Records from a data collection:
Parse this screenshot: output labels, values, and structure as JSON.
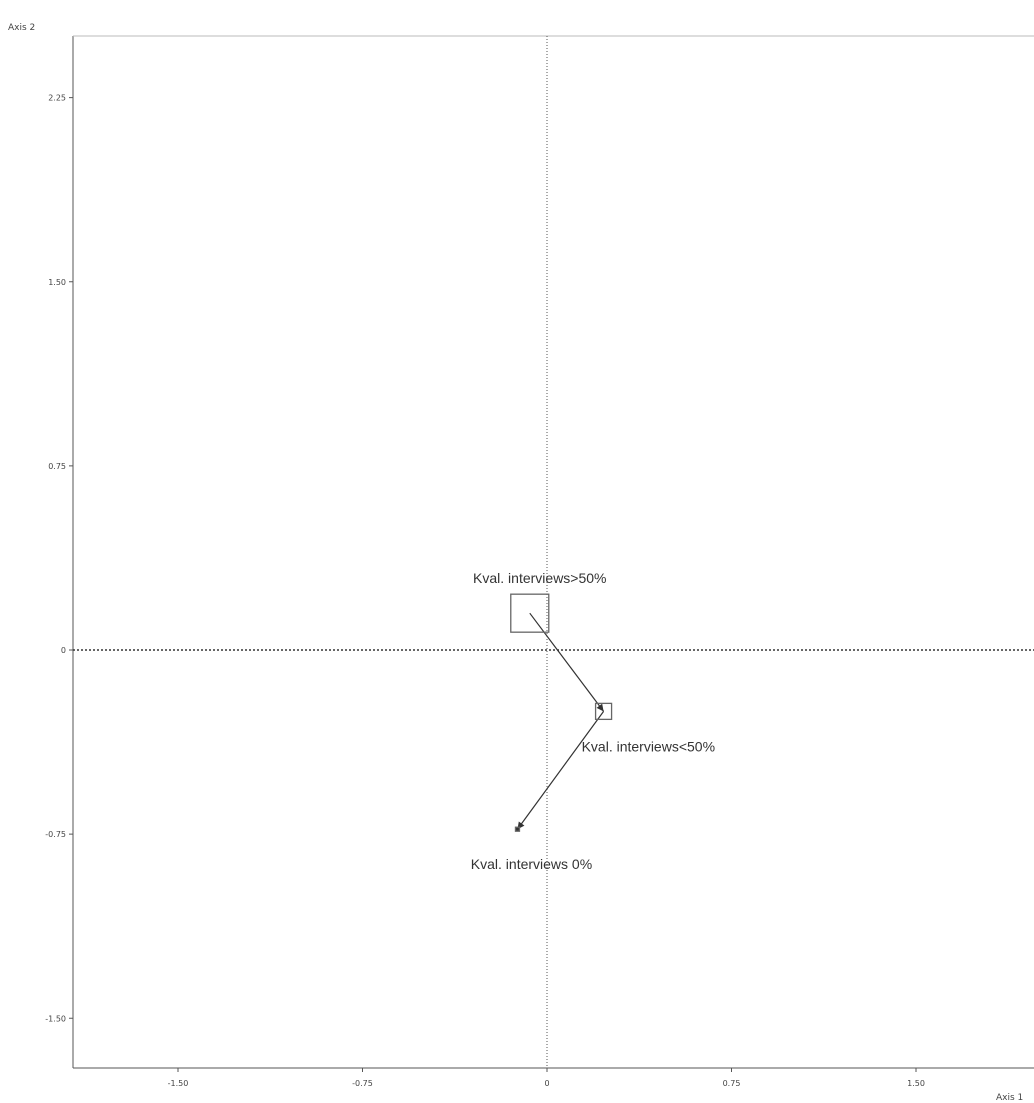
{
  "chart_data": {
    "type": "scatter",
    "title": "",
    "xlabel": "Axis 1",
    "ylabel": "Axis 2",
    "xlim": [
      -1.5,
      2.0
    ],
    "ylim": [
      -1.3,
      2.5
    ],
    "x_ticks": [
      {
        "value": -1.5,
        "label": "-1.50"
      },
      {
        "value": -0.75,
        "label": "-0.75"
      },
      {
        "value": 0,
        "label": "0"
      },
      {
        "value": 0.75,
        "label": "0.75"
      },
      {
        "value": 1.5,
        "label": "1.50"
      }
    ],
    "y_ticks": [
      {
        "value": 2.25,
        "label": "2.25"
      },
      {
        "value": 1.5,
        "label": "1.50"
      },
      {
        "value": 0.75,
        "label": "0.75"
      },
      {
        "value": 0,
        "label": "0"
      },
      {
        "value": -0.75,
        "label": "-0.75"
      },
      {
        "value": -1.5,
        "label": "-1.50"
      }
    ],
    "grid": false,
    "reference_lines": [
      {
        "axis": "x",
        "value": 0
      },
      {
        "axis": "y",
        "value": 0
      }
    ],
    "points": [
      {
        "label": "Kval. interviews>50%",
        "x": -0.07,
        "y": 0.15,
        "marker_size": 3,
        "label_position": "above"
      },
      {
        "label": "Kval. interviews<50%",
        "x": 0.23,
        "y": -0.25,
        "marker_size": 1,
        "label_position": "below-right"
      },
      {
        "label": "Kval. interviews 0%",
        "x": -0.12,
        "y": -0.73,
        "marker_size": 0,
        "label_position": "below"
      }
    ],
    "connections": [
      [
        0,
        1
      ],
      [
        1,
        2
      ]
    ],
    "colors": {
      "axis": "#555555",
      "marker": "#666666",
      "line": "#333333",
      "text": "#333333"
    }
  }
}
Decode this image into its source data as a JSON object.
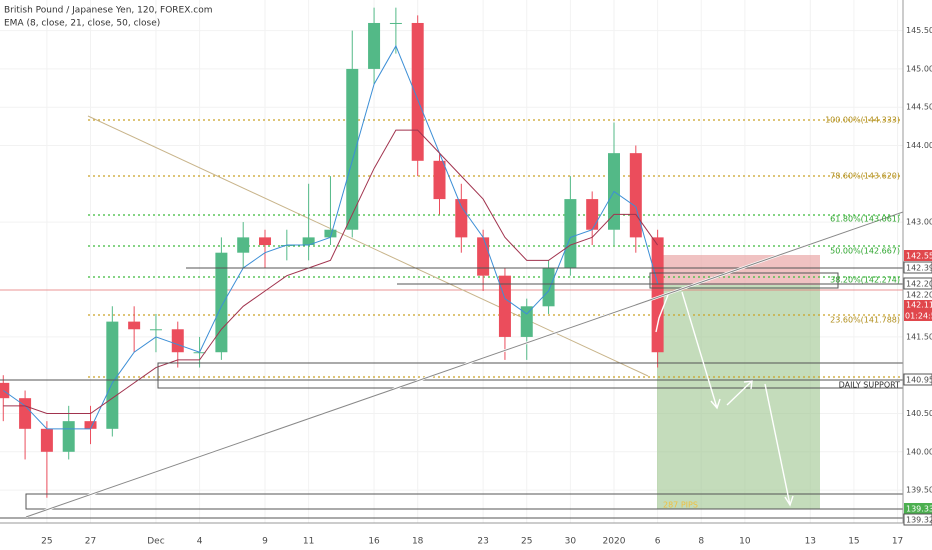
{
  "chart_data": {
    "type": "candlestick",
    "title": "British Pound / Japanese Yen, 120, FOREX.com",
    "indicator": "EMA (8, close, 21, close, 50, close)",
    "x": [
      -2,
      -1,
      0,
      1,
      2,
      3,
      4,
      5,
      6,
      7,
      8,
      9,
      10,
      11,
      12,
      13,
      14,
      15,
      16,
      17,
      18,
      19,
      20,
      21,
      22,
      23,
      24,
      25,
      26,
      27,
      28
    ],
    "open": [
      140.9,
      140.7,
      140.3,
      140.0,
      140.4,
      140.3,
      141.7,
      141.6,
      141.6,
      141.3,
      141.3,
      142.6,
      142.8,
      142.7,
      142.7,
      142.8,
      142.9,
      145.0,
      145.6,
      145.6,
      143.8,
      143.3,
      142.8,
      142.3,
      141.5,
      141.9,
      142.4,
      143.3,
      142.9,
      143.9,
      142.8
    ],
    "high": [
      141.0,
      140.8,
      140.4,
      140.6,
      140.6,
      141.9,
      141.9,
      141.8,
      141.7,
      141.5,
      142.8,
      143.0,
      142.9,
      142.9,
      143.5,
      143.6,
      145.5,
      145.8,
      145.8,
      145.7,
      143.9,
      143.5,
      142.9,
      142.4,
      142.0,
      142.5,
      143.6,
      143.4,
      144.3,
      144.0,
      142.9
    ],
    "low": [
      140.4,
      139.9,
      139.4,
      139.9,
      140.1,
      140.2,
      141.3,
      141.3,
      141.1,
      141.1,
      141.2,
      142.4,
      142.4,
      142.5,
      142.5,
      142.7,
      142.8,
      144.8,
      145.2,
      143.6,
      143.1,
      142.6,
      142.1,
      141.2,
      141.2,
      141.8,
      142.3,
      142.7,
      142.7,
      142.6,
      141.1
    ],
    "close": [
      140.7,
      140.3,
      140.0,
      140.4,
      140.3,
      141.7,
      141.6,
      141.6,
      141.3,
      141.3,
      142.6,
      142.8,
      142.7,
      142.7,
      142.8,
      142.9,
      145.0,
      145.6,
      145.6,
      143.8,
      143.3,
      142.8,
      142.3,
      141.5,
      141.9,
      142.4,
      143.3,
      142.9,
      143.9,
      142.8,
      141.3
    ],
    "up_color": "#53b987",
    "down_color": "#eb4d5c",
    "overlays": [
      {
        "color": "#3d8fd6",
        "values": [
          140.8,
          140.6,
          140.3,
          140.3,
          140.3,
          140.9,
          141.3,
          141.5,
          141.4,
          141.3,
          141.9,
          142.4,
          142.6,
          142.7,
          142.7,
          142.8,
          143.8,
          144.8,
          145.3,
          144.6,
          143.9,
          143.2,
          142.8,
          142.0,
          141.8,
          142.1,
          142.8,
          142.9,
          143.4,
          143.2,
          142.2
        ]
      },
      {
        "color": "#a1334e",
        "values": [
          140.6,
          140.6,
          140.5,
          140.5,
          140.5,
          140.7,
          140.9,
          141.1,
          141.2,
          141.2,
          141.6,
          141.9,
          142.1,
          142.3,
          142.4,
          142.5,
          143.1,
          143.7,
          144.2,
          144.2,
          143.9,
          143.6,
          143.3,
          142.8,
          142.5,
          142.5,
          142.7,
          142.8,
          143.1,
          143.1,
          142.7
        ]
      }
    ],
    "xlim": [
      -2.15,
      39.25
    ],
    "xticks": [
      {
        "value": 0,
        "label": "25"
      },
      {
        "value": 2,
        "label": "27"
      },
      {
        "value": 5,
        "label": "Dec"
      },
      {
        "value": 7,
        "label": "4"
      },
      {
        "value": 10,
        "label": "9"
      },
      {
        "value": 12,
        "label": "11"
      },
      {
        "value": 15,
        "label": "16"
      },
      {
        "value": 17,
        "label": "18"
      },
      {
        "value": 20,
        "label": "23"
      },
      {
        "value": 22,
        "label": "25"
      },
      {
        "value": 24,
        "label": "30"
      },
      {
        "value": 26,
        "label": "2020"
      },
      {
        "value": 28,
        "label": "6"
      },
      {
        "value": 30,
        "label": "8"
      },
      {
        "value": 32,
        "label": "10"
      },
      {
        "value": 35,
        "label": "13"
      },
      {
        "value": 37,
        "label": "15"
      },
      {
        "value": 39,
        "label": "17"
      }
    ],
    "ylim": [
      139.07,
      145.9
    ],
    "yticks": [
      {
        "value": 145.5,
        "label": "145.500"
      },
      {
        "value": 145,
        "label": "145.000"
      },
      {
        "value": 144.5,
        "label": "144.500"
      },
      {
        "value": 144,
        "label": "144.000"
      },
      {
        "value": 143,
        "label": "143.000"
      },
      {
        "value": 141.5,
        "label": "141.500"
      },
      {
        "value": 140.5,
        "label": "140.500"
      },
      {
        "value": 140,
        "label": "140.000"
      },
      {
        "value": 139.5,
        "label": "139.500"
      }
    ]
  },
  "annotations": {
    "fib_levels": [
      "100.00%(144.333)",
      "78.60%(143.620)",
      "61.80%(143.061)",
      "50.00%(142.667)",
      "38.20%(142.274)",
      "23.60%(141.788)"
    ],
    "price_tags": [
      "142.559",
      "142.393",
      "142.207",
      "142.206",
      "142.111",
      "01:24:58",
      "140.955",
      "139.331",
      "139.321"
    ],
    "support_label": "DAILY SUPPORT",
    "pips_label": "287 PIPS"
  }
}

> To do:
Return every line holding the word "this" from the records.

> Output of the exercise:
Parse this screenshot: output labels, values, and structure as JSON.
Decode this image into its source data as a JSON object.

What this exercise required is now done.